WRITTEN EXERCISE
Every line below must be reproduced exactly. Copy them all.

___ EXCERPTED RECORDS ___

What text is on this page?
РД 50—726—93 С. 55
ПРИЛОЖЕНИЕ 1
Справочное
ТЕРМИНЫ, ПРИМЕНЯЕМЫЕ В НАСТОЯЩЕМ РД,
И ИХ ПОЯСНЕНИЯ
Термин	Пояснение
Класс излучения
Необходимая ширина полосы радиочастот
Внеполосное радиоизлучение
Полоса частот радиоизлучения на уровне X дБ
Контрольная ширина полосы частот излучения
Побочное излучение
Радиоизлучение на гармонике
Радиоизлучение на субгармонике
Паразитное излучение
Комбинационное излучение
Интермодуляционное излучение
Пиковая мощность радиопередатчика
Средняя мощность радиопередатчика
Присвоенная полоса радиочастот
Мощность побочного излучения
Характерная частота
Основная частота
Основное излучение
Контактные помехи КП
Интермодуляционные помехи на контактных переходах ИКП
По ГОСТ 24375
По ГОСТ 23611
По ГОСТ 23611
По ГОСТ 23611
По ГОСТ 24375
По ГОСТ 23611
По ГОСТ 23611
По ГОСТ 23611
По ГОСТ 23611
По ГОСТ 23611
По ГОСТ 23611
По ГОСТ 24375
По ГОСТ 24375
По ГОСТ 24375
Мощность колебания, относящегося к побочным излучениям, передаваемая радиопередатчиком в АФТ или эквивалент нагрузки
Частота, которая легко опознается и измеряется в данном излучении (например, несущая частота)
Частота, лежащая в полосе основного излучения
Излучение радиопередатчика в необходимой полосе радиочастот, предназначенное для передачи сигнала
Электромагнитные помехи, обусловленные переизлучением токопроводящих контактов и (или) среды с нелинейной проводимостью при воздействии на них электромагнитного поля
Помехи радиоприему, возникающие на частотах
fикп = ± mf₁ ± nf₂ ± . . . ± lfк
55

___

COMPLETED EXERCISE
What text is on this page?
РД 50—726—93 С. 55
ПРИЛОЖЕНИЕ 1
Справочное
ТЕРМИНЫ, ПРИМЕНЯЕМЫЕ В НАСТОЯЩЕМ РД,
И ИХ ПОЯСНЕНИЯ
Термин	Пояснение
Класс излучения
Необходимая ширина полосы радиочастот
Внеполосное радиоизлучение
Полоса частот радиоизлучения на уровне X дБ
Контрольная ширина полосы частот излучения
Побочное излучение
Радиоизлучение на гармонике
Радиоизлучение на субгармонике
Паразитное излучение
Комбинационное излучение
Интермодуляционное излучение
Пиковая мощность радиопередатчика
Средняя мощность радиопередатчика
Присвоенная полоса радиочастот
Мощность побочного излучения
Характерная частота
Основная частота
Основное излучение
Контактные помехи КП
Интермодуляционные помехи на контактных переходах ИКП
По ГОСТ 24375
По ГОСТ 23611
По ГОСТ 23611
По ГОСТ 23611
По ГОСТ 24375
По ГОСТ 23611
По ГОСТ 23611
По ГОСТ 23611
По ГОСТ 23611
По ГОСТ 23611
По ГОСТ 23611
По ГОСТ 24375
По ГОСТ 24375
По ГОСТ 24375
Мощность колебания, относящегося к побочным излучениям, передаваемая радиопередатчиком в АФТ или эквивалент нагрузки
Частота, которая легко опознается и измеряется в данном излучении (например, несущая частота)
Частота, лежащая в полосе основного излучения
Излучение радиопередатчика в необходимой полосе радиочастот, предназначенное для передачи сигнала
Электромагнитные помехи, обусловленные переизлучением токопроводящих контактов и (или) среды с нелинейной проводимостью при воздействии на них электромагнитного поля
Помехи радиоприему, возникающие на частотах
fикп = ± mf₁ ± nf₂ ± . . . ± lfк
55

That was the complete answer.